(Stored dataset items)
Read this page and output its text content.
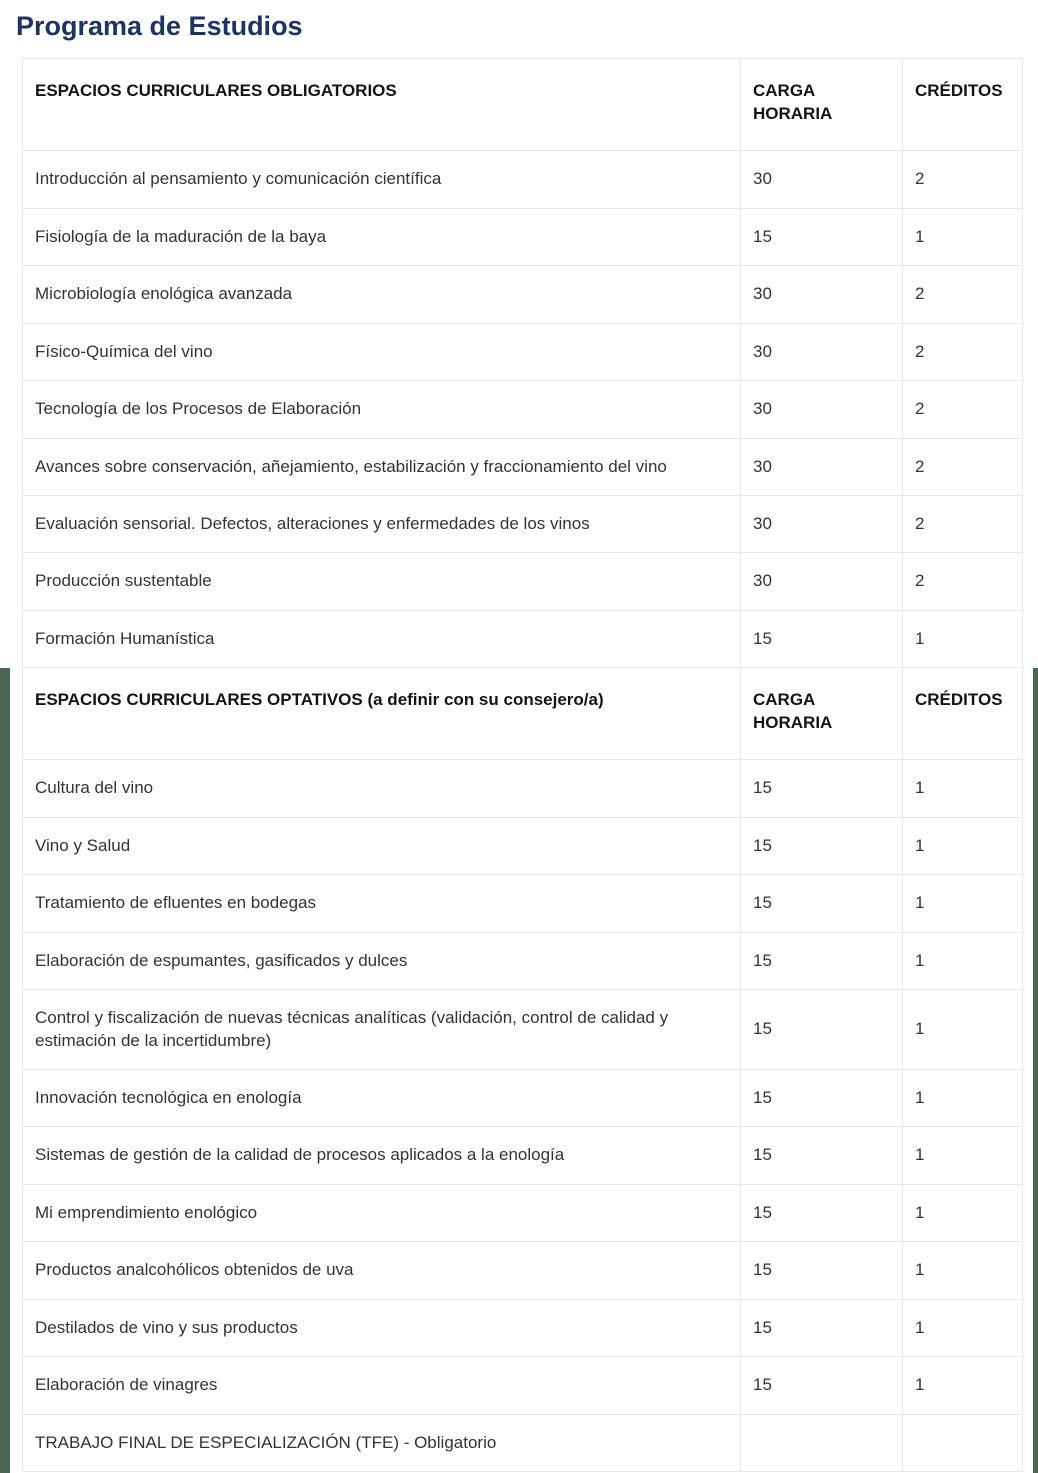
Programa de Estudios
ESPACIOS CURRICULARES OBLIGATORIOS	CARGA HORARIA	CRÉDITOS
Introducción al pensamiento y comunicación científica	30	2
Fisiología de la maduración de la baya	15	1
Microbiología enológica avanzada	30	2
Físico-Química del vino	30	2
Tecnología de los Procesos de Elaboración	30	2
Avances sobre conservación, añejamiento, estabilización y fraccionamiento del vino	30	2
Evaluación sensorial. Defectos, alteraciones y enfermedades de los vinos	30	2
Producción sustentable	30	2
Formación Humanística	15	1
ESPACIOS CURRICULARES OPTATIVOS (a definir con su consejero/a)	CARGA HORARIA	CRÉDITOS
Cultura del vino	15	1
Vino y Salud	15	1
Tratamiento de efluentes en bodegas	15	1
Elaboración de espumantes, gasificados y dulces	15	1
Control y fiscalización de nuevas técnicas analíticas (validación, control de calidad y estimación de la incertidumbre)	15	1
Innovación tecnológica en enología	15	1
Sistemas de gestión de la calidad de procesos aplicados a la enología	15	1
Mi emprendimiento enológico	15	1
Productos analcohólicos obtenidos de uva	15	1
Destilados de vino y sus productos	15	1
Elaboración de vinagres	15	1
TRABAJO FINAL DE ESPECIALIZACIÓN (TFE) - Obligatorio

EXERCISE ▸
Identify and extract each line of the listing that contains "ESPACIOS".

FULL OUTPUT ▸
ESPACIOS CURRICULARES OBLIGATORIOS	CARGA HORARIA	CRÉDITOS
ESPACIOS CURRICULARES OPTATIVOS (a definir con su consejero/a)	CARGA HORARIA	CRÉDITOS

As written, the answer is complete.